- [SET TASK] Make an exact copy of the data below, leaving out every picture.
-- begin DATASET EXCERPTS --
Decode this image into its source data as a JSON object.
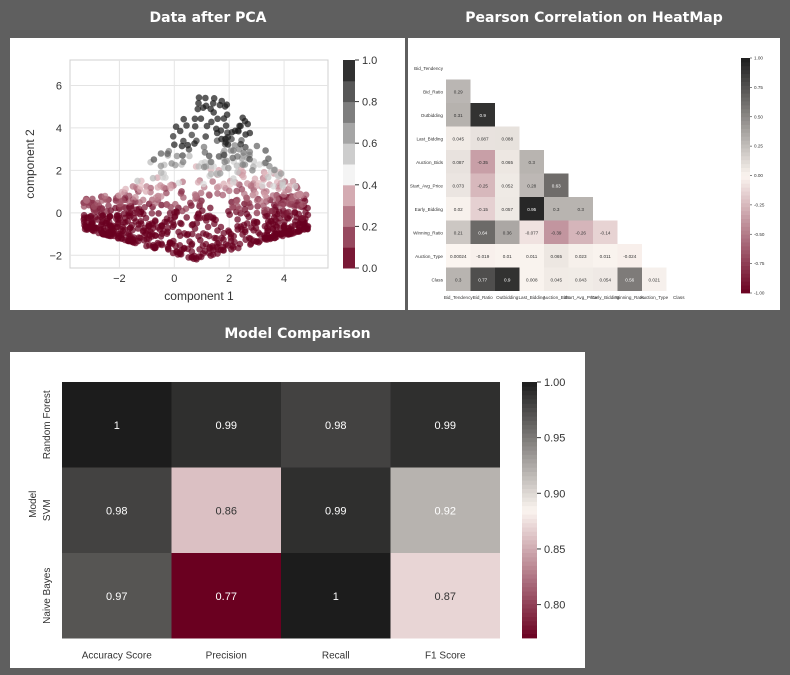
{
  "panels": {
    "pca": {
      "title": "Data after PCA"
    },
    "corr": {
      "title": "Pearson Correlation on HeatMap"
    },
    "model": {
      "title": "Model Comparison"
    }
  },
  "colors": {
    "page_bg": "#5f5f5f",
    "scale_low": "#6a0020",
    "scale_mid": "#fbf5f0",
    "scale_high": "#1c1c1c"
  },
  "chart_data": [
    {
      "type": "scatter",
      "xlabel": "component 1",
      "ylabel": "component 2",
      "xlim": [
        -3.8,
        5.6
      ],
      "ylim": [
        -2.6,
        7.2
      ],
      "xticks": [
        -2,
        0,
        2,
        4
      ],
      "yticks": [
        -2,
        0,
        2,
        4,
        6
      ],
      "grid": true,
      "colorbar": {
        "min": 0.0,
        "max": 1.0,
        "ticks": [
          "0.0",
          "0.2",
          "0.4",
          "0.6",
          "0.8",
          "1.0"
        ]
      }
    },
    {
      "type": "heatmap",
      "labels": [
        "Bid_Tendency",
        "Bid_Ratio",
        "Outbidding",
        "Last_Bidding",
        "Auction_Bids",
        "Start_Avg_Price",
        "Early_Bidding",
        "Winning_Ratio",
        "Auction_Type",
        "Class"
      ],
      "lower_triangle": [
        [],
        [
          "0.29"
        ],
        [
          "0.31",
          "0.9"
        ],
        [
          "0.045",
          "0.087",
          "0.088"
        ],
        [
          "0.087",
          "-0.35",
          "0.065",
          "0.3"
        ],
        [
          "0.073",
          "-0.25",
          "0.052",
          "0.28",
          "0.63"
        ],
        [
          "0.02",
          "-0.15",
          "0.057",
          "0.95",
          "0.3",
          "0.3"
        ],
        [
          "0.21",
          "0.64",
          "0.36",
          "-0.077",
          "-0.39",
          "-0.26",
          "-0.14"
        ],
        [
          "0.00024",
          "-0.019",
          "0.01",
          "0.011",
          "0.065",
          "0.023",
          "0.011",
          "-0.024"
        ],
        [
          "0.3",
          "0.77",
          "0.9",
          "0.008",
          "0.045",
          "0.043",
          "0.054",
          "0.56",
          "0.021"
        ]
      ],
      "colorbar": {
        "min": -1.0,
        "max": 1.0,
        "ticks": [
          "1.00",
          "0.75",
          "0.50",
          "0.25",
          "0.00",
          "-0.25",
          "-0.50",
          "-0.75",
          "-1.00"
        ]
      }
    },
    {
      "type": "heatmap",
      "ylabel": "Model",
      "rows": [
        "Random Forest",
        "SVM",
        "Naive Bayes"
      ],
      "columns": [
        "Accuracy Score",
        "Precision",
        "Recall",
        "F1 Score"
      ],
      "values": [
        [
          1,
          0.99,
          0.98,
          0.99
        ],
        [
          0.98,
          0.86,
          0.99,
          0.92
        ],
        [
          0.97,
          0.77,
          1,
          0.87
        ]
      ],
      "labels": [
        [
          "1",
          "0.99",
          "0.98",
          "0.99"
        ],
        [
          "0.98",
          "0.86",
          "0.99",
          "0.92"
        ],
        [
          "0.97",
          "0.77",
          "1",
          "0.87"
        ]
      ],
      "colorbar": {
        "min": 0.77,
        "max": 1.0,
        "ticks": [
          "1.00",
          "0.95",
          "0.90",
          "0.85",
          "0.80"
        ]
      }
    }
  ]
}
-- end DATASET EXCERPTS --
- [ANSWER TO THE TASK]
Decode this image into its source data as a JSON object.
{
  "panels": {
    "pca": {
      "title": "Data after PCA"
    },
    "corr": {
      "title": "Pearson Correlation on HeatMap"
    },
    "model": {
      "title": "Model Comparison"
    }
  },
  "colors": {
    "page_bg": "#5f5f5f",
    "scale_low": "#6a0020",
    "scale_mid": "#fbf5f0",
    "scale_high": "#1c1c1c"
  },
  "chart_data": [
    {
      "type": "scatter",
      "xlabel": "component 1",
      "ylabel": "component 2",
      "xlim": [
        -3.8,
        5.6
      ],
      "ylim": [
        -2.6,
        7.2
      ],
      "xticks": [
        -2,
        0,
        2,
        4
      ],
      "yticks": [
        -2,
        0,
        2,
        4,
        6
      ],
      "grid": true,
      "colorbar": {
        "min": 0.0,
        "max": 1.0,
        "ticks": [
          "0.0",
          "0.2",
          "0.4",
          "0.6",
          "0.8",
          "1.0"
        ]
      }
    },
    {
      "type": "heatmap",
      "labels": [
        "Bid_Tendency",
        "Bid_Ratio",
        "Outbidding",
        "Last_Bidding",
        "Auction_Bids",
        "Start_Avg_Price",
        "Early_Bidding",
        "Winning_Ratio",
        "Auction_Type",
        "Class"
      ],
      "lower_triangle": [
        [],
        [
          "0.29"
        ],
        [
          "0.31",
          "0.9"
        ],
        [
          "0.045",
          "0.087",
          "0.088"
        ],
        [
          "0.087",
          "-0.35",
          "0.065",
          "0.3"
        ],
        [
          "0.073",
          "-0.25",
          "0.052",
          "0.28",
          "0.63"
        ],
        [
          "0.02",
          "-0.15",
          "0.057",
          "0.95",
          "0.3",
          "0.3"
        ],
        [
          "0.21",
          "0.64",
          "0.36",
          "-0.077",
          "-0.39",
          "-0.26",
          "-0.14"
        ],
        [
          "0.00024",
          "-0.019",
          "0.01",
          "0.011",
          "0.065",
          "0.023",
          "0.011",
          "-0.024"
        ],
        [
          "0.3",
          "0.77",
          "0.9",
          "0.008",
          "0.045",
          "0.043",
          "0.054",
          "0.56",
          "0.021"
        ]
      ],
      "colorbar": {
        "min": -1.0,
        "max": 1.0,
        "ticks": [
          "1.00",
          "0.75",
          "0.50",
          "0.25",
          "0.00",
          "-0.25",
          "-0.50",
          "-0.75",
          "-1.00"
        ]
      }
    },
    {
      "type": "heatmap",
      "ylabel": "Model",
      "rows": [
        "Random Forest",
        "SVM",
        "Naive Bayes"
      ],
      "columns": [
        "Accuracy Score",
        "Precision",
        "Recall",
        "F1 Score"
      ],
      "values": [
        [
          1,
          0.99,
          0.98,
          0.99
        ],
        [
          0.98,
          0.86,
          0.99,
          0.92
        ],
        [
          0.97,
          0.77,
          1,
          0.87
        ]
      ],
      "labels": [
        [
          "1",
          "0.99",
          "0.98",
          "0.99"
        ],
        [
          "0.98",
          "0.86",
          "0.99",
          "0.92"
        ],
        [
          "0.97",
          "0.77",
          "1",
          "0.87"
        ]
      ],
      "colorbar": {
        "min": 0.77,
        "max": 1.0,
        "ticks": [
          "1.00",
          "0.95",
          "0.90",
          "0.85",
          "0.80"
        ]
      }
    }
  ]
}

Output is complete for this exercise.